- _Records supplied_

— start —

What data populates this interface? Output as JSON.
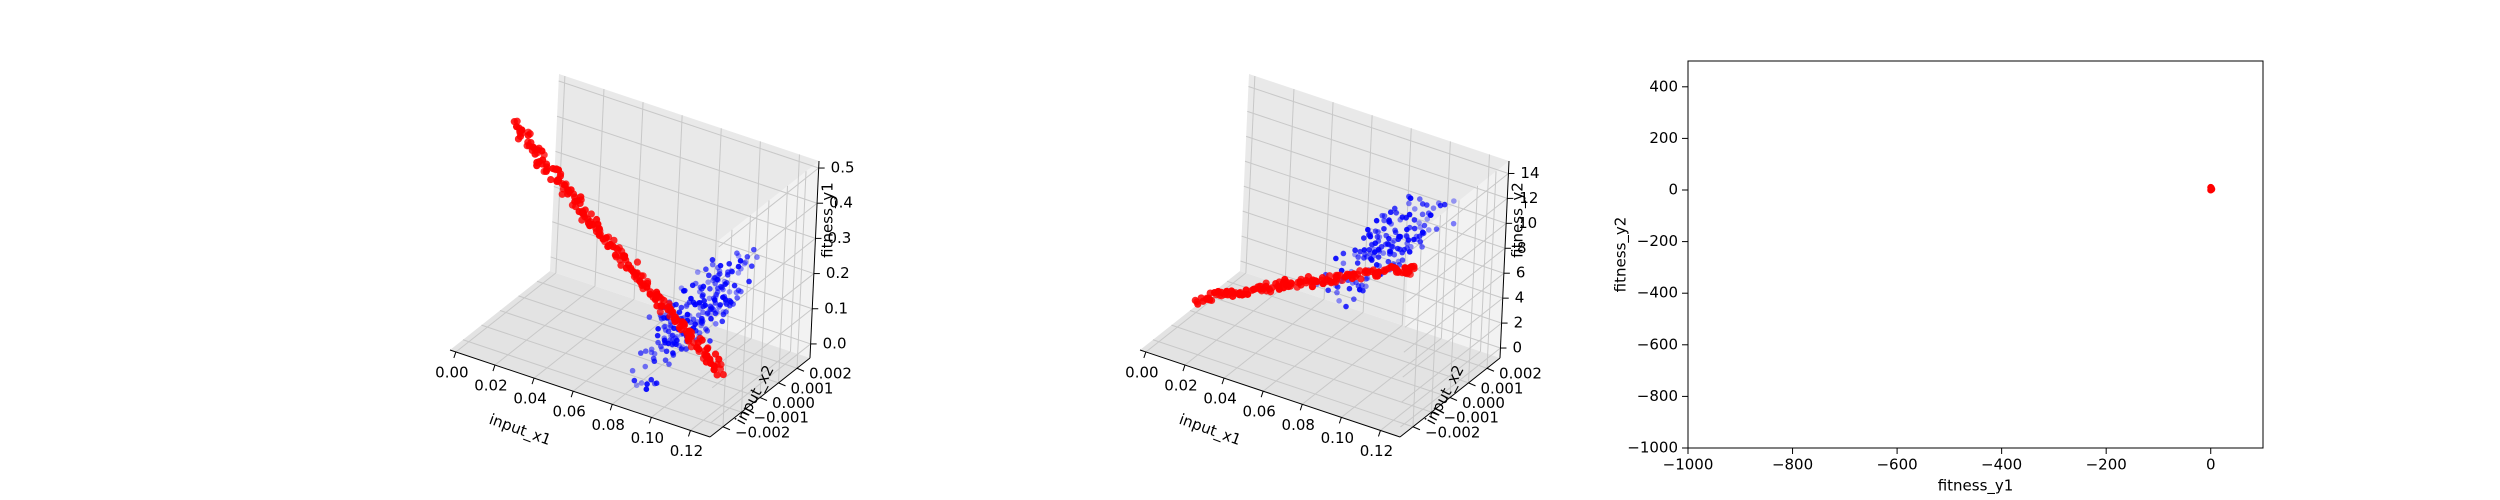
{
  "chart_data": [
    {
      "type": "scatter3d",
      "xlabel": "input_x1",
      "ylabel": "input_x2",
      "zlabel": "fitness_y1",
      "xticks": [
        "0.00",
        "0.02",
        "0.04",
        "0.06",
        "0.08",
        "0.10",
        "0.12"
      ],
      "yticks": [
        "−0.002",
        "−0.001",
        "0.000",
        "0.001",
        "0.002"
      ],
      "zticks": [
        "0.0",
        "0.1",
        "0.2",
        "0.3",
        "0.4",
        "0.5"
      ],
      "xlim": [
        -0.003,
        0.13
      ],
      "ylim": [
        -0.0027,
        0.0027
      ],
      "zlim": [
        -0.04,
        0.52
      ],
      "series": [
        {
          "color": "#0000ff",
          "cloud": {
            "x": [
              0.08,
              0.11
            ],
            "y": [
              -0.0025,
              0.0025
            ],
            "z": [
              0.0,
              0.26
            ],
            "count": 220
          }
        },
        {
          "color": "#ff0000",
          "curve": {
            "x": [
              0.0,
              0.11
            ],
            "y": [
              0.0,
              0.0
            ],
            "z": [
              0.5,
              0.0
            ],
            "count": 210
          }
        }
      ]
    },
    {
      "type": "scatter3d",
      "xlabel": "input_x1",
      "ylabel": "input_x2",
      "zlabel": "fitness_y2",
      "xticks": [
        "0.00",
        "0.02",
        "0.04",
        "0.06",
        "0.08",
        "0.10",
        "0.12"
      ],
      "yticks": [
        "−0.002",
        "−0.001",
        "0.000",
        "0.001",
        "0.002"
      ],
      "zticks": [
        "0",
        "2",
        "4",
        "6",
        "8",
        "10",
        "12",
        "14"
      ],
      "xlim": [
        -0.003,
        0.13
      ],
      "ylim": [
        -0.0027,
        0.0027
      ],
      "zlim": [
        -0.8,
        15
      ],
      "series": [
        {
          "color": "#0000ff",
          "cloud": {
            "x": [
              0.06,
              0.115
            ],
            "y": [
              -0.0012,
              0.0022
            ],
            "z": [
              5,
              11.5
            ],
            "count": 160
          }
        },
        {
          "color": "#ff0000",
          "curve": {
            "x": [
              0.0,
              0.11
            ],
            "y": [
              0.0,
              0.0
            ],
            "z": [
              0.0,
              8.5
            ],
            "count": 150
          }
        }
      ]
    },
    {
      "type": "scatter",
      "xlabel": "fitness_y1",
      "ylabel": "fitness_y2",
      "xlim": [
        -1000,
        100
      ],
      "ylim": [
        -1000,
        500
      ],
      "xticks": [
        -1000,
        -800,
        -600,
        -400,
        -200,
        0
      ],
      "yticks": [
        -1000,
        -800,
        -600,
        -400,
        -200,
        0,
        200,
        400
      ],
      "series": [
        {
          "color": "#ff0000",
          "points": [
            [
              0,
              0
            ],
            [
              1,
              5
            ],
            [
              0,
              10
            ],
            [
              2,
              3
            ],
            [
              1,
              8
            ]
          ]
        }
      ]
    }
  ]
}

— end —

- _Given task_
Keep the pictures out of the copy and return the rest of the data above exactly.

- _Output_
What data populates this interface? Output as JSON.
{
  "chart_data": [
    {
      "type": "scatter3d",
      "xlabel": "input_x1",
      "ylabel": "input_x2",
      "zlabel": "fitness_y1",
      "xticks": [
        "0.00",
        "0.02",
        "0.04",
        "0.06",
        "0.08",
        "0.10",
        "0.12"
      ],
      "yticks": [
        "−0.002",
        "−0.001",
        "0.000",
        "0.001",
        "0.002"
      ],
      "zticks": [
        "0.0",
        "0.1",
        "0.2",
        "0.3",
        "0.4",
        "0.5"
      ],
      "xlim": [
        -0.003,
        0.13
      ],
      "ylim": [
        -0.0027,
        0.0027
      ],
      "zlim": [
        -0.04,
        0.52
      ],
      "series": [
        {
          "color": "#0000ff",
          "cloud": {
            "x": [
              0.08,
              0.11
            ],
            "y": [
              -0.0025,
              0.0025
            ],
            "z": [
              0.0,
              0.26
            ],
            "count": 220
          }
        },
        {
          "color": "#ff0000",
          "curve": {
            "x": [
              0.0,
              0.11
            ],
            "y": [
              0.0,
              0.0
            ],
            "z": [
              0.5,
              0.0
            ],
            "count": 210
          }
        }
      ]
    },
    {
      "type": "scatter3d",
      "xlabel": "input_x1",
      "ylabel": "input_x2",
      "zlabel": "fitness_y2",
      "xticks": [
        "0.00",
        "0.02",
        "0.04",
        "0.06",
        "0.08",
        "0.10",
        "0.12"
      ],
      "yticks": [
        "−0.002",
        "−0.001",
        "0.000",
        "0.001",
        "0.002"
      ],
      "zticks": [
        "0",
        "2",
        "4",
        "6",
        "8",
        "10",
        "12",
        "14"
      ],
      "xlim": [
        -0.003,
        0.13
      ],
      "ylim": [
        -0.0027,
        0.0027
      ],
      "zlim": [
        -0.8,
        15
      ],
      "series": [
        {
          "color": "#0000ff",
          "cloud": {
            "x": [
              0.06,
              0.115
            ],
            "y": [
              -0.0012,
              0.0022
            ],
            "z": [
              5,
              11.5
            ],
            "count": 160
          }
        },
        {
          "color": "#ff0000",
          "curve": {
            "x": [
              0.0,
              0.11
            ],
            "y": [
              0.0,
              0.0
            ],
            "z": [
              0.0,
              8.5
            ],
            "count": 150
          }
        }
      ]
    },
    {
      "type": "scatter",
      "xlabel": "fitness_y1",
      "ylabel": "fitness_y2",
      "xlim": [
        -1000,
        100
      ],
      "ylim": [
        -1000,
        500
      ],
      "xticks": [
        -1000,
        -800,
        -600,
        -400,
        -200,
        0
      ],
      "yticks": [
        -1000,
        -800,
        -600,
        -400,
        -200,
        0,
        200,
        400
      ],
      "series": [
        {
          "color": "#ff0000",
          "points": [
            [
              0,
              0
            ],
            [
              1,
              5
            ],
            [
              0,
              10
            ],
            [
              2,
              3
            ],
            [
              1,
              8
            ]
          ]
        }
      ]
    }
  ]
}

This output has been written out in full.